| Problem to work on |
Examine the entries and show every line in which the word "screenshot" is found.

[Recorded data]

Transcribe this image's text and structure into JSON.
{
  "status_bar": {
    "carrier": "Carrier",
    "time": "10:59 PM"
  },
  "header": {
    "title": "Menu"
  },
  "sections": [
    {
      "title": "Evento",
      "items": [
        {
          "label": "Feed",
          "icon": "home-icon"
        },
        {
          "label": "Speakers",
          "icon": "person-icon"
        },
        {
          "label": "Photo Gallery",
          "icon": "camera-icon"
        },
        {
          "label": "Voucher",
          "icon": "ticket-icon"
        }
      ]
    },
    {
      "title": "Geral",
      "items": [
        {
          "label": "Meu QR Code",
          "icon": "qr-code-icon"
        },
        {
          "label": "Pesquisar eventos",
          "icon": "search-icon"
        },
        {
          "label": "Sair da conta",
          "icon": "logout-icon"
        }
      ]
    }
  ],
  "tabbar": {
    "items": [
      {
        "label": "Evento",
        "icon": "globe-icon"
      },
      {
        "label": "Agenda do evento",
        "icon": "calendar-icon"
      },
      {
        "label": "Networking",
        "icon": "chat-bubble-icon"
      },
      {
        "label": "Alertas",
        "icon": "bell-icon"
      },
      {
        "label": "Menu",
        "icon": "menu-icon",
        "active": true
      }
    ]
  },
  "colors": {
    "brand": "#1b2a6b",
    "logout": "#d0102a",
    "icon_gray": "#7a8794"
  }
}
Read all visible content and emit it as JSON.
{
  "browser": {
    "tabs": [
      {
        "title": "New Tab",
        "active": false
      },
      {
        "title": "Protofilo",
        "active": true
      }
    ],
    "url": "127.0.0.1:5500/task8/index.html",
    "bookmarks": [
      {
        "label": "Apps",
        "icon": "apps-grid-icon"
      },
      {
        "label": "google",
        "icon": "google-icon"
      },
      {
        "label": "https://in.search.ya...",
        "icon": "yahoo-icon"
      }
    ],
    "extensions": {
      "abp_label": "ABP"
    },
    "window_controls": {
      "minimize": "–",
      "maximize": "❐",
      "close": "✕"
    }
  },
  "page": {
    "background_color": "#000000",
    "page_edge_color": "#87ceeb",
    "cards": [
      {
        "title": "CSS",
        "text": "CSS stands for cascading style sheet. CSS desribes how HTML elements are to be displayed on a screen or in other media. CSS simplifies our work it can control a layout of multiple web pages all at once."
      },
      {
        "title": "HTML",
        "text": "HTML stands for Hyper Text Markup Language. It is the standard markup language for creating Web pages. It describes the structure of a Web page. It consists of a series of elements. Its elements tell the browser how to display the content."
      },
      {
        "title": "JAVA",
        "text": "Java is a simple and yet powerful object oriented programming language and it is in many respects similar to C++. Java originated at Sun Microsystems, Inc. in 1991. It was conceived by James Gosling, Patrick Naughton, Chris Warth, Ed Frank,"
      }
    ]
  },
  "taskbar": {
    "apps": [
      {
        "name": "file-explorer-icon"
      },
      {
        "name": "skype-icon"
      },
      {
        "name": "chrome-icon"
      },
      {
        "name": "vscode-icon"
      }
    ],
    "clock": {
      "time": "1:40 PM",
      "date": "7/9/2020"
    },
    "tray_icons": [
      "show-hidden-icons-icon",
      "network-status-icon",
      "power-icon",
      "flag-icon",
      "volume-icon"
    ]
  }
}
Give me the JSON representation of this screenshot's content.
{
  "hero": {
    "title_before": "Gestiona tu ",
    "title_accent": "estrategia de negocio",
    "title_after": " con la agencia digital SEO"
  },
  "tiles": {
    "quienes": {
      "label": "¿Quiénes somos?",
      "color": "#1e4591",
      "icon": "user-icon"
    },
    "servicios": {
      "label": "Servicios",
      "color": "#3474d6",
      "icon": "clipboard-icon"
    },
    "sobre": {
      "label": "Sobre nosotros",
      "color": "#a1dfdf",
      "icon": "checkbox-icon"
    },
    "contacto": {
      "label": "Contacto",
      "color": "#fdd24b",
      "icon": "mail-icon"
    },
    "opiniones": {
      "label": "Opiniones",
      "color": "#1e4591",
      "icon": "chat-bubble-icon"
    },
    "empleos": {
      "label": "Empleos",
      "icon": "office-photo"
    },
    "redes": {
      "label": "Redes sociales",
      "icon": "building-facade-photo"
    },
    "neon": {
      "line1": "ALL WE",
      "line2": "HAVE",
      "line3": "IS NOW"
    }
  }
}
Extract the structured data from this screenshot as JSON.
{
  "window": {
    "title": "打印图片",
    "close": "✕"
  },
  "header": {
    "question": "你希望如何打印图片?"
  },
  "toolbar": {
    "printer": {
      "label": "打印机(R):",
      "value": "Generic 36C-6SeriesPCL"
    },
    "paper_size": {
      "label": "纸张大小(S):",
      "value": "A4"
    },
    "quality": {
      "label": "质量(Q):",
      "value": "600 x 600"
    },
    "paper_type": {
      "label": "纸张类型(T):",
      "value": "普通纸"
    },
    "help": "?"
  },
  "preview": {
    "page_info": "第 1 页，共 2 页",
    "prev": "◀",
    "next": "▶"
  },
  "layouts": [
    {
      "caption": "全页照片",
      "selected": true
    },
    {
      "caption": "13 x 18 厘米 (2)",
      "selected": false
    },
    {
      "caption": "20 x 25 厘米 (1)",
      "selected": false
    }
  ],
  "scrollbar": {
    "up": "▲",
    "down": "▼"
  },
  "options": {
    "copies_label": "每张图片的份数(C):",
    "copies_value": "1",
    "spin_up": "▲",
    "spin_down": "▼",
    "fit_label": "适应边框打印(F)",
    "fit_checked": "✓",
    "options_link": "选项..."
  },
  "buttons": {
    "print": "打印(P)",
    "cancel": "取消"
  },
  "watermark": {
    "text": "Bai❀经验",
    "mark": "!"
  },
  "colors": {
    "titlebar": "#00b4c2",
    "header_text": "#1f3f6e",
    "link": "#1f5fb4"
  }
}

| Written response |
Give me the JSON representation of this screenshot's content.
Extract the structured data from this screenshot as JSON.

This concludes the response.